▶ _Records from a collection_
══════════════════════════════

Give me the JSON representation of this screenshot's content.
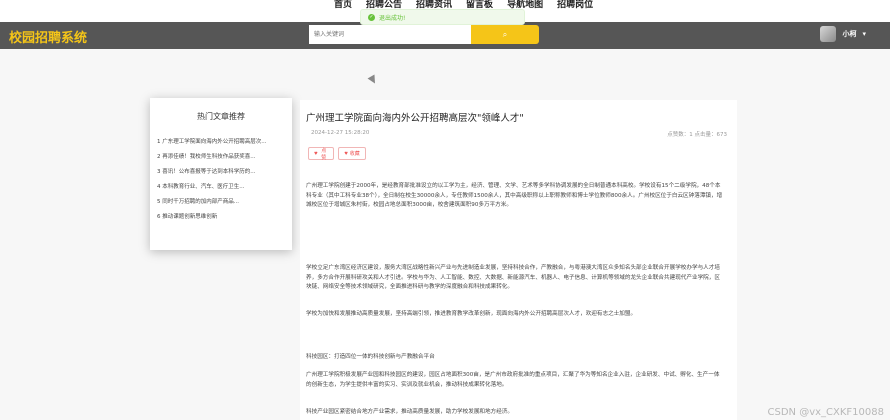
{
  "nav": {
    "items": [
      "首页",
      "招聘公告",
      "招聘资讯",
      "留言板",
      "导航地图",
      "招聘岗位"
    ]
  },
  "toast": {
    "message": "退出成功!"
  },
  "header": {
    "logo": "校园招聘系统",
    "search_placeholder": "输入关键词",
    "search_button": "⌕",
    "username": "小柯",
    "caret": "▾"
  },
  "sidebar": {
    "title": "热门文章推荐",
    "items": [
      "1  广东理工学院面向海内外公开招聘高层次...",
      "2  再添佳绩！我校师生科技作品获奖喜...",
      "3  喜讯！公布喜报等于达到本科学历的...",
      "4  本科教育行业、汽车、医疗卫生...",
      "5  同时千万招聘的加内部产商品...",
      "6  推动课题创新思维创新"
    ]
  },
  "article": {
    "title": "广州理工学院面向海内外公开招聘高层次\"领峰人才\"",
    "date": "2024-12-27 15:28:20",
    "stats": "点赞数：1    点击量：673",
    "like_label": "点赞",
    "fav_label": "收藏",
    "paragraphs": [
      "广州理工学院创建于2000年，是经教育部批准设立的以工学为主，经济、管理、文学、艺术等多学科协调发展的全日制普通本科高校。学校设有15个二级学院，48个本科专业（其中工科专业38个），全日制在校生30000余人，专任教师1500余人，其中高级职称以上职称教师和博士学位教师800余人。广州校区位于白云区钟落潭镇，增城校区位于增城区朱村街，校园占地总面积3000亩，校舍建筑面积90多万平方米。",
      "学校立足广东湾区经济区建设，服务大湾区战略性新兴产业与先进制造业发展，坚持科技合作，产教融合，与粤港澳大湾区众多知名头部企业联合开展学校办学与人才培养，多方合作开展科研攻关和人才引进。学校与华为、人工智能、数控、大数据、新能源汽车、机器人、电子信息、计算机等领域的龙头企业联合共建现代产业学院，区块链、网络安全等技术领域研究，全面推进科研与教学的深度融合和科技成果转化。",
      "学校为加快和发展推动高质量发展，坚持高端引领，推进教育教学改革创新，现面向海内外公开招聘高层次人才，欢迎有志之士加盟。",
      "科技园区：打造四位一体的科技创新与产教融合平台",
      "广州理工学院积极发展产业园和科技园区的建设，园区占地面积300亩，是广州市政府批准的重点项目，汇聚了华为等知名企业入驻，企业研发、中试、孵化、生产一体的创新生态，为学生提供丰富的实习、实训及就业机会，推动科技成果转化落地。",
      "科技产业园区紧密结合地方产业需求，推动高质量发展，助力学校发展和地方经济。"
    ]
  },
  "watermark": "CSDN @vx_CXKF10088",
  "colors": {
    "header_bg": "#565656",
    "accent": "#f5c518",
    "toast_green": "#67c23a",
    "button_red": "#e55555"
  }
}
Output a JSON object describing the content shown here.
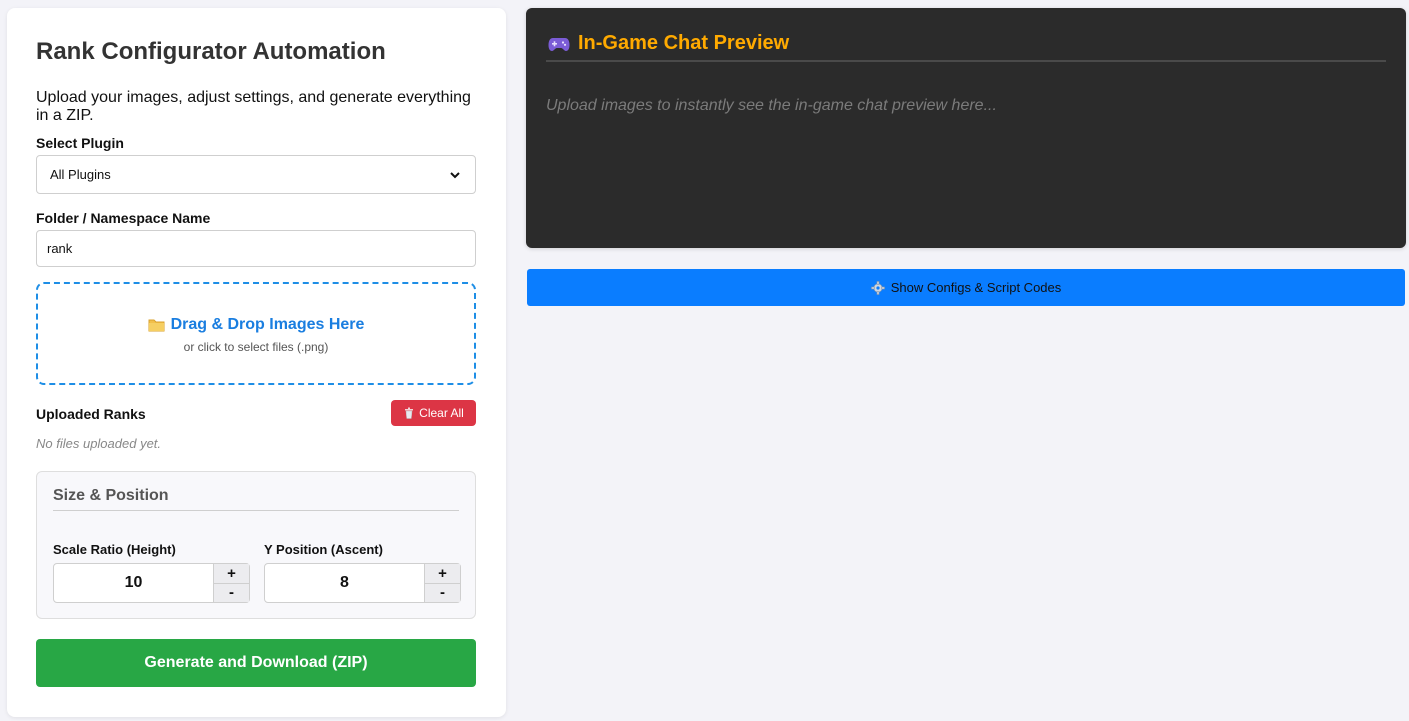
{
  "left": {
    "title": "Rank Configurator Automation",
    "subtitle": "Upload your images, adjust settings, and generate everything in a ZIP.",
    "plugin_label": "Select Plugin",
    "plugin_selected": "All Plugins",
    "namespace_label": "Folder / Namespace Name",
    "namespace_value": "rank",
    "dropzone_main": "Drag & Drop Images Here",
    "dropzone_sub": "or click to select files (.png)",
    "uploaded_label": "Uploaded Ranks",
    "clear_label": "Clear All",
    "no_files": "No files uploaded yet.",
    "size_title": "Size & Position",
    "scale_label": "Scale Ratio (Height)",
    "scale_value": "10",
    "ypos_label": "Y Position (Ascent)",
    "ypos_value": "8",
    "plus": "+",
    "minus": "-",
    "generate_label": "Generate and Download (ZIP)"
  },
  "preview": {
    "title": "In-Game Chat Preview",
    "placeholder": "Upload images to instantly see the in-game chat preview here..."
  },
  "show_configs_label": "Show Configs & Script Codes",
  "icons": {
    "folder": "folder-icon",
    "trash": "trash-icon",
    "gamepad": "gamepad-icon",
    "gear": "gear-icon"
  },
  "colors": {
    "blue_accent": "#1a7ee0",
    "danger": "#dc3545",
    "success": "#28a745",
    "preview_bg": "#2b2b2b",
    "preview_title": "#ffaa00",
    "primary_button": "#0a7dff"
  }
}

══════════════════════════════

Give every line above again exactly, with no pictures.

Give me the JSON representation of this screenshot's content.
{
  "nav": {
    "items": [
      "首页",
      "招聘公告",
      "招聘资讯",
      "留言板",
      "导航地图",
      "招聘岗位"
    ]
  },
  "toast": {
    "message": "退出成功!"
  },
  "header": {
    "logo": "校园招聘系统",
    "search_placeholder": "输入关键词",
    "search_button": "⌕",
    "username": "小柯",
    "caret": "▾"
  },
  "sidebar": {
    "title": "热门文章推荐",
    "items": [
      "1  广东理工学院面向海内外公开招聘高层次...",
      "2  再添佳绩！我校师生科技作品获奖喜...",
      "3  喜讯！公布喜报等于达到本科学历的...",
      "4  本科教育行业、汽车、医疗卫生...",
      "5  同时千万招聘的加内部产商品...",
      "6  推动课题创新思维创新"
    ]
  },
  "article": {
    "title": "广州理工学院面向海内外公开招聘高层次\"领峰人才\"",
    "date": "2024-12-27 15:28:20",
    "stats": "点赞数：1    点击量：673",
    "like_label": "点赞",
    "fav_label": "收藏",
    "paragraphs": [
      "广州理工学院创建于2000年，是经教育部批准设立的以工学为主，经济、管理、文学、艺术等多学科协调发展的全日制普通本科高校。学校设有15个二级学院，48个本科专业（其中工科专业38个），全日制在校生30000余人，专任教师1500余人，其中高级职称以上职称教师和博士学位教师800余人。广州校区位于白云区钟落潭镇，增城校区位于增城区朱村街，校园占地总面积3000亩，校舍建筑面积90多万平方米。",
      "学校立足广东湾区经济区建设，服务大湾区战略性新兴产业与先进制造业发展，坚持科技合作，产教融合，与粤港澳大湾区众多知名头部企业联合开展学校办学与人才培养，多方合作开展科研攻关和人才引进。学校与华为、人工智能、数控、大数据、新能源汽车、机器人、电子信息、计算机等领域的龙头企业联合共建现代产业学院，区块链、网络安全等技术领域研究，全面推进科研与教学的深度融合和科技成果转化。",
      "学校为加快和发展推动高质量发展，坚持高端引领，推进教育教学改革创新，现面向海内外公开招聘高层次人才，欢迎有志之士加盟。",
      "科技园区：打造四位一体的科技创新与产教融合平台",
      "广州理工学院积极发展产业园和科技园区的建设，园区占地面积300亩，是广州市政府批准的重点项目，汇聚了华为等知名企业入驻，企业研发、中试、孵化、生产一体的创新生态，为学生提供丰富的实习、实训及就业机会，推动科技成果转化落地。",
      "科技产业园区紧密结合地方产业需求，推动高质量发展，助力学校发展和地方经济。"
    ]
  },
  "watermark": "CSDN @vx_CXKF10088",
  "colors": {
    "header_bg": "#565656",
    "accent": "#f5c518",
    "toast_green": "#67c23a",
    "button_red": "#e55555"
  }
}
Output a JSON object describing the content shown here.
{
  "left": {
    "title": "Rank Configurator Automation",
    "subtitle": "Upload your images, adjust settings, and generate everything in a ZIP.",
    "plugin_label": "Select Plugin",
    "plugin_selected": "All Plugins",
    "namespace_label": "Folder / Namespace Name",
    "namespace_value": "rank",
    "dropzone_main": "Drag & Drop Images Here",
    "dropzone_sub": "or click to select files (.png)",
    "uploaded_label": "Uploaded Ranks",
    "clear_label": "Clear All",
    "no_files": "No files uploaded yet.",
    "size_title": "Size & Position",
    "scale_label": "Scale Ratio (Height)",
    "scale_value": "10",
    "ypos_label": "Y Position (Ascent)",
    "ypos_value": "8",
    "plus": "+",
    "minus": "-",
    "generate_label": "Generate and Download (ZIP)"
  },
  "preview": {
    "title": "In-Game Chat Preview",
    "placeholder": "Upload images to instantly see the in-game chat preview here..."
  },
  "show_configs_label": "Show Configs & Script Codes",
  "icons": {
    "folder": "folder-icon",
    "trash": "trash-icon",
    "gamepad": "gamepad-icon",
    "gear": "gear-icon"
  },
  "colors": {
    "blue_accent": "#1a7ee0",
    "danger": "#dc3545",
    "success": "#28a745",
    "preview_bg": "#2b2b2b",
    "preview_title": "#ffaa00",
    "primary_button": "#0a7dff"
  }
}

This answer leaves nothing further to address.